→ **Set exercise**
Give every line back verbatim, dropping all images.

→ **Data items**

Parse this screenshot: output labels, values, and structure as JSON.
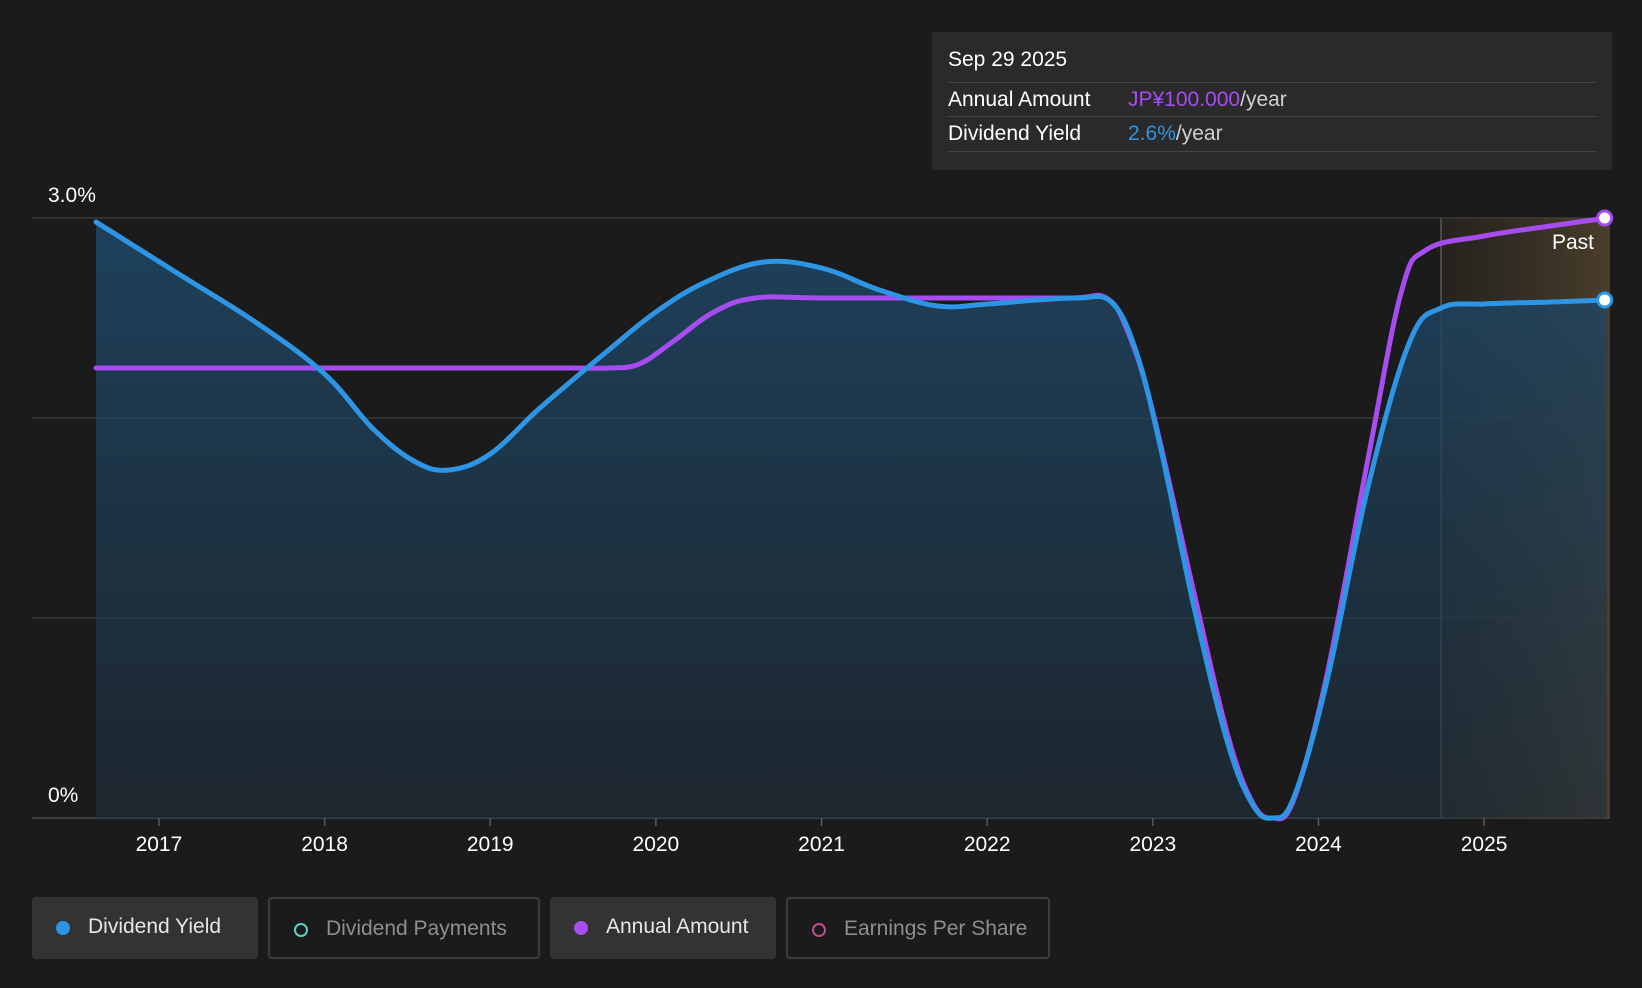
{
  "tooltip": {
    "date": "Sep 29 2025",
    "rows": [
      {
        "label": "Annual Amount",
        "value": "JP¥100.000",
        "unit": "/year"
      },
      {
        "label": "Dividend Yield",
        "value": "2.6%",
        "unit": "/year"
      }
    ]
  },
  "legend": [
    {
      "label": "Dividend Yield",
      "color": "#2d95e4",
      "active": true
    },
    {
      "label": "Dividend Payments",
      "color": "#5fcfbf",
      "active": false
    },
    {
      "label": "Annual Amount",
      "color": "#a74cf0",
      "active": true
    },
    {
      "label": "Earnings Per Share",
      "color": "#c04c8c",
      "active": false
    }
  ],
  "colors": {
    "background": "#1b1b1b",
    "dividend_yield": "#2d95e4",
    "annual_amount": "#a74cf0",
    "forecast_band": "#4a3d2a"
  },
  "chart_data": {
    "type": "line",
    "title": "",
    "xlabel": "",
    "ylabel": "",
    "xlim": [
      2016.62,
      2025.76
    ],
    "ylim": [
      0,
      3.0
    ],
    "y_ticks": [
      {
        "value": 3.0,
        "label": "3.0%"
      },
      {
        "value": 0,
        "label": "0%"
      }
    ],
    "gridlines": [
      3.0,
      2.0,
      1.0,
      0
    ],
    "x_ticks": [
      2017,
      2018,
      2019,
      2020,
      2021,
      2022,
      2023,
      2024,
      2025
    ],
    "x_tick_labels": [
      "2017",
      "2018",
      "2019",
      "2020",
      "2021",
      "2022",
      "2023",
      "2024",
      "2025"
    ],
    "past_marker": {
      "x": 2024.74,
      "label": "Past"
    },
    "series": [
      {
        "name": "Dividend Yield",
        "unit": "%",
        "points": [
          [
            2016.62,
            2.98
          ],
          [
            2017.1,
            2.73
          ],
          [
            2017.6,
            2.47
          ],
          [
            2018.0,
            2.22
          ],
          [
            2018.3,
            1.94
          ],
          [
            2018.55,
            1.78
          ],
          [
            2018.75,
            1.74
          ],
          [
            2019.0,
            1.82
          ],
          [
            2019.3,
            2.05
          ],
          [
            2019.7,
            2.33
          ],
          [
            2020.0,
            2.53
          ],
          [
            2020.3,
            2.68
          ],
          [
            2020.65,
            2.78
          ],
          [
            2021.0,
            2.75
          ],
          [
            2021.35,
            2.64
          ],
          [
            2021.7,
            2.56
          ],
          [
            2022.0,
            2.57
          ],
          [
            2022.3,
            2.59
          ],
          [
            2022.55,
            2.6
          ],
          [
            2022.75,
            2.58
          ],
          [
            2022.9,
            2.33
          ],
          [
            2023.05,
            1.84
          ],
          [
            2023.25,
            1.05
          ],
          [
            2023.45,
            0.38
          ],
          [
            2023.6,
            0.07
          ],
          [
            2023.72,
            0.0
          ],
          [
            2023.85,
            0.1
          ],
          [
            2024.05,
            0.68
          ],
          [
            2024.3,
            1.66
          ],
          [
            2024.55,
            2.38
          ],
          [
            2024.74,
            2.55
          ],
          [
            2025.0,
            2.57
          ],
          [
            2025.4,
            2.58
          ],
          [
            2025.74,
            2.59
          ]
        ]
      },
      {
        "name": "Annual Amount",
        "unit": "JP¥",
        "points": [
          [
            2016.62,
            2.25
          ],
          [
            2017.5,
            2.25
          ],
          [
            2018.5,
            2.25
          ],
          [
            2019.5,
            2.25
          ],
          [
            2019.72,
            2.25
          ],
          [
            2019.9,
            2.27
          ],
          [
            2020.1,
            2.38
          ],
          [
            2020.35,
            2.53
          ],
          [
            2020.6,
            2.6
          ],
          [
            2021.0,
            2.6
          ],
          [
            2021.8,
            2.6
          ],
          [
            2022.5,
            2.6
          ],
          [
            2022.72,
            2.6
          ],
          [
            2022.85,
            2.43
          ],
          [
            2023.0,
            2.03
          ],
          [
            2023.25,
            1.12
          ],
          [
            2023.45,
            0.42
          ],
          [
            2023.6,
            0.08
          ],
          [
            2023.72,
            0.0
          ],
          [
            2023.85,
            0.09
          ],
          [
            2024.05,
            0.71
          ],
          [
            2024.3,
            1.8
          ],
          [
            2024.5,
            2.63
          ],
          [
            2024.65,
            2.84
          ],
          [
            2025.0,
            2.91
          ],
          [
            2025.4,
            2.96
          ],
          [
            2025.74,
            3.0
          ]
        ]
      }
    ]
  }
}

→ **Solution to this problem**
Parse this screenshot: output labels, values, and structure as JSON.
{
  "tooltip": {
    "date": "Sep 29 2025",
    "rows": [
      {
        "label": "Annual Amount",
        "value": "JP¥100.000",
        "unit": "/year"
      },
      {
        "label": "Dividend Yield",
        "value": "2.6%",
        "unit": "/year"
      }
    ]
  },
  "legend": [
    {
      "label": "Dividend Yield",
      "color": "#2d95e4",
      "active": true
    },
    {
      "label": "Dividend Payments",
      "color": "#5fcfbf",
      "active": false
    },
    {
      "label": "Annual Amount",
      "color": "#a74cf0",
      "active": true
    },
    {
      "label": "Earnings Per Share",
      "color": "#c04c8c",
      "active": false
    }
  ],
  "colors": {
    "background": "#1b1b1b",
    "dividend_yield": "#2d95e4",
    "annual_amount": "#a74cf0",
    "forecast_band": "#4a3d2a"
  },
  "chart_data": {
    "type": "line",
    "title": "",
    "xlabel": "",
    "ylabel": "",
    "xlim": [
      2016.62,
      2025.76
    ],
    "ylim": [
      0,
      3.0
    ],
    "y_ticks": [
      {
        "value": 3.0,
        "label": "3.0%"
      },
      {
        "value": 0,
        "label": "0%"
      }
    ],
    "gridlines": [
      3.0,
      2.0,
      1.0,
      0
    ],
    "x_ticks": [
      2017,
      2018,
      2019,
      2020,
      2021,
      2022,
      2023,
      2024,
      2025
    ],
    "x_tick_labels": [
      "2017",
      "2018",
      "2019",
      "2020",
      "2021",
      "2022",
      "2023",
      "2024",
      "2025"
    ],
    "past_marker": {
      "x": 2024.74,
      "label": "Past"
    },
    "series": [
      {
        "name": "Dividend Yield",
        "unit": "%",
        "points": [
          [
            2016.62,
            2.98
          ],
          [
            2017.1,
            2.73
          ],
          [
            2017.6,
            2.47
          ],
          [
            2018.0,
            2.22
          ],
          [
            2018.3,
            1.94
          ],
          [
            2018.55,
            1.78
          ],
          [
            2018.75,
            1.74
          ],
          [
            2019.0,
            1.82
          ],
          [
            2019.3,
            2.05
          ],
          [
            2019.7,
            2.33
          ],
          [
            2020.0,
            2.53
          ],
          [
            2020.3,
            2.68
          ],
          [
            2020.65,
            2.78
          ],
          [
            2021.0,
            2.75
          ],
          [
            2021.35,
            2.64
          ],
          [
            2021.7,
            2.56
          ],
          [
            2022.0,
            2.57
          ],
          [
            2022.3,
            2.59
          ],
          [
            2022.55,
            2.6
          ],
          [
            2022.75,
            2.58
          ],
          [
            2022.9,
            2.33
          ],
          [
            2023.05,
            1.84
          ],
          [
            2023.25,
            1.05
          ],
          [
            2023.45,
            0.38
          ],
          [
            2023.6,
            0.07
          ],
          [
            2023.72,
            0.0
          ],
          [
            2023.85,
            0.1
          ],
          [
            2024.05,
            0.68
          ],
          [
            2024.3,
            1.66
          ],
          [
            2024.55,
            2.38
          ],
          [
            2024.74,
            2.55
          ],
          [
            2025.0,
            2.57
          ],
          [
            2025.4,
            2.58
          ],
          [
            2025.74,
            2.59
          ]
        ]
      },
      {
        "name": "Annual Amount",
        "unit": "JP¥",
        "points": [
          [
            2016.62,
            2.25
          ],
          [
            2017.5,
            2.25
          ],
          [
            2018.5,
            2.25
          ],
          [
            2019.5,
            2.25
          ],
          [
            2019.72,
            2.25
          ],
          [
            2019.9,
            2.27
          ],
          [
            2020.1,
            2.38
          ],
          [
            2020.35,
            2.53
          ],
          [
            2020.6,
            2.6
          ],
          [
            2021.0,
            2.6
          ],
          [
            2021.8,
            2.6
          ],
          [
            2022.5,
            2.6
          ],
          [
            2022.72,
            2.6
          ],
          [
            2022.85,
            2.43
          ],
          [
            2023.0,
            2.03
          ],
          [
            2023.25,
            1.12
          ],
          [
            2023.45,
            0.42
          ],
          [
            2023.6,
            0.08
          ],
          [
            2023.72,
            0.0
          ],
          [
            2023.85,
            0.09
          ],
          [
            2024.05,
            0.71
          ],
          [
            2024.3,
            1.8
          ],
          [
            2024.5,
            2.63
          ],
          [
            2024.65,
            2.84
          ],
          [
            2025.0,
            2.91
          ],
          [
            2025.4,
            2.96
          ],
          [
            2025.74,
            3.0
          ]
        ]
      }
    ]
  }
}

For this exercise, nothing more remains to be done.